▸ WHAT YOU WILL DO: Your job is to restate each entry word for word.

Rows from a dataset:
::::::::::
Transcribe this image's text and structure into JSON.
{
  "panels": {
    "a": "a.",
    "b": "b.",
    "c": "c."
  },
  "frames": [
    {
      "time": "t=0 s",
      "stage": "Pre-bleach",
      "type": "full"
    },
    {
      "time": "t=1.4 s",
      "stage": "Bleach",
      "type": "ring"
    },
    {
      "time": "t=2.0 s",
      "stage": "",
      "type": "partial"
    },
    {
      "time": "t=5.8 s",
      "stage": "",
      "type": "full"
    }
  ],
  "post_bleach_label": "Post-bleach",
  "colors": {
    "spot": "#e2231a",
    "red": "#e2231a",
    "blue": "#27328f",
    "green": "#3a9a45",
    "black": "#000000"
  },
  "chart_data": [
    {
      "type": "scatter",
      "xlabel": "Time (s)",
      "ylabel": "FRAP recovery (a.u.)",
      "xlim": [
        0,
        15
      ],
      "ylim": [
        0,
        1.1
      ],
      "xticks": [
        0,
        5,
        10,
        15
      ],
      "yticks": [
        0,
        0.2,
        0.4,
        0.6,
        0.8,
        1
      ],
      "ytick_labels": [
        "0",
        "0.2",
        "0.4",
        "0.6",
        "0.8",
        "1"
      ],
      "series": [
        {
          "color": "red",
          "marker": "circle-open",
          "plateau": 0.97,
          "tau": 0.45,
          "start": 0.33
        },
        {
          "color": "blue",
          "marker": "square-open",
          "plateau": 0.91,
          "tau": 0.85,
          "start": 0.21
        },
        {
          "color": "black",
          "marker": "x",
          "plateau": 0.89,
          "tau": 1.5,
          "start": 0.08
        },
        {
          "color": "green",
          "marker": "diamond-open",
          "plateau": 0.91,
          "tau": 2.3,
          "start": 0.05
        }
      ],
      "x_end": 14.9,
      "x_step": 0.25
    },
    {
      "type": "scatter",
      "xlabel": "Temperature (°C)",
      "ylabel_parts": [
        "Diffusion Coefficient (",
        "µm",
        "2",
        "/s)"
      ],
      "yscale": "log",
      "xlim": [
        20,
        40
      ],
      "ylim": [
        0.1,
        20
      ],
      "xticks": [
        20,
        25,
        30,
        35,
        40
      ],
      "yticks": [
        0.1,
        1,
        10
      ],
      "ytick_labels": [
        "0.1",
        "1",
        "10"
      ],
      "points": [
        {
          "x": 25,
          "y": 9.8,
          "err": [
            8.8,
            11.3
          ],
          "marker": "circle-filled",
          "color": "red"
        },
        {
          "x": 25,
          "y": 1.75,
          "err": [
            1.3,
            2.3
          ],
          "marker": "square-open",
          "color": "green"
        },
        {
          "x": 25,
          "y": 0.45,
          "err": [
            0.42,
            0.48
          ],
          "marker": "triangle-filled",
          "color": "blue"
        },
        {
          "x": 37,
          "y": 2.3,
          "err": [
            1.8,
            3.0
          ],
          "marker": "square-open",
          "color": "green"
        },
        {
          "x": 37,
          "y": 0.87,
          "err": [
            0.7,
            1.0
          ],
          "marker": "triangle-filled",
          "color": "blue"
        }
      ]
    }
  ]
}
::::::::::
▸ SOLUTION TO THE PROBLEM:
Transcribe this image's text and structure into JSON.
{
  "panels": {
    "a": "a.",
    "b": "b.",
    "c": "c."
  },
  "frames": [
    {
      "time": "t=0 s",
      "stage": "Pre-bleach",
      "type": "full"
    },
    {
      "time": "t=1.4 s",
      "stage": "Bleach",
      "type": "ring"
    },
    {
      "time": "t=2.0 s",
      "stage": "",
      "type": "partial"
    },
    {
      "time": "t=5.8 s",
      "stage": "",
      "type": "full"
    }
  ],
  "post_bleach_label": "Post-bleach",
  "colors": {
    "spot": "#e2231a",
    "red": "#e2231a",
    "blue": "#27328f",
    "green": "#3a9a45",
    "black": "#000000"
  },
  "chart_data": [
    {
      "type": "scatter",
      "xlabel": "Time (s)",
      "ylabel": "FRAP recovery (a.u.)",
      "xlim": [
        0,
        15
      ],
      "ylim": [
        0,
        1.1
      ],
      "xticks": [
        0,
        5,
        10,
        15
      ],
      "yticks": [
        0,
        0.2,
        0.4,
        0.6,
        0.8,
        1
      ],
      "ytick_labels": [
        "0",
        "0.2",
        "0.4",
        "0.6",
        "0.8",
        "1"
      ],
      "series": [
        {
          "color": "red",
          "marker": "circle-open",
          "plateau": 0.97,
          "tau": 0.45,
          "start": 0.33
        },
        {
          "color": "blue",
          "marker": "square-open",
          "plateau": 0.91,
          "tau": 0.85,
          "start": 0.21
        },
        {
          "color": "black",
          "marker": "x",
          "plateau": 0.89,
          "tau": 1.5,
          "start": 0.08
        },
        {
          "color": "green",
          "marker": "diamond-open",
          "plateau": 0.91,
          "tau": 2.3,
          "start": 0.05
        }
      ],
      "x_end": 14.9,
      "x_step": 0.25
    },
    {
      "type": "scatter",
      "xlabel": "Temperature (°C)",
      "ylabel_parts": [
        "Diffusion Coefficient (",
        "µm",
        "2",
        "/s)"
      ],
      "yscale": "log",
      "xlim": [
        20,
        40
      ],
      "ylim": [
        0.1,
        20
      ],
      "xticks": [
        20,
        25,
        30,
        35,
        40
      ],
      "yticks": [
        0.1,
        1,
        10
      ],
      "ytick_labels": [
        "0.1",
        "1",
        "10"
      ],
      "points": [
        {
          "x": 25,
          "y": 9.8,
          "err": [
            8.8,
            11.3
          ],
          "marker": "circle-filled",
          "color": "red"
        },
        {
          "x": 25,
          "y": 1.75,
          "err": [
            1.3,
            2.3
          ],
          "marker": "square-open",
          "color": "green"
        },
        {
          "x": 25,
          "y": 0.45,
          "err": [
            0.42,
            0.48
          ],
          "marker": "triangle-filled",
          "color": "blue"
        },
        {
          "x": 37,
          "y": 2.3,
          "err": [
            1.8,
            3.0
          ],
          "marker": "square-open",
          "color": "green"
        },
        {
          "x": 37,
          "y": 0.87,
          "err": [
            0.7,
            1.0
          ],
          "marker": "triangle-filled",
          "color": "blue"
        }
      ]
    }
  ]
}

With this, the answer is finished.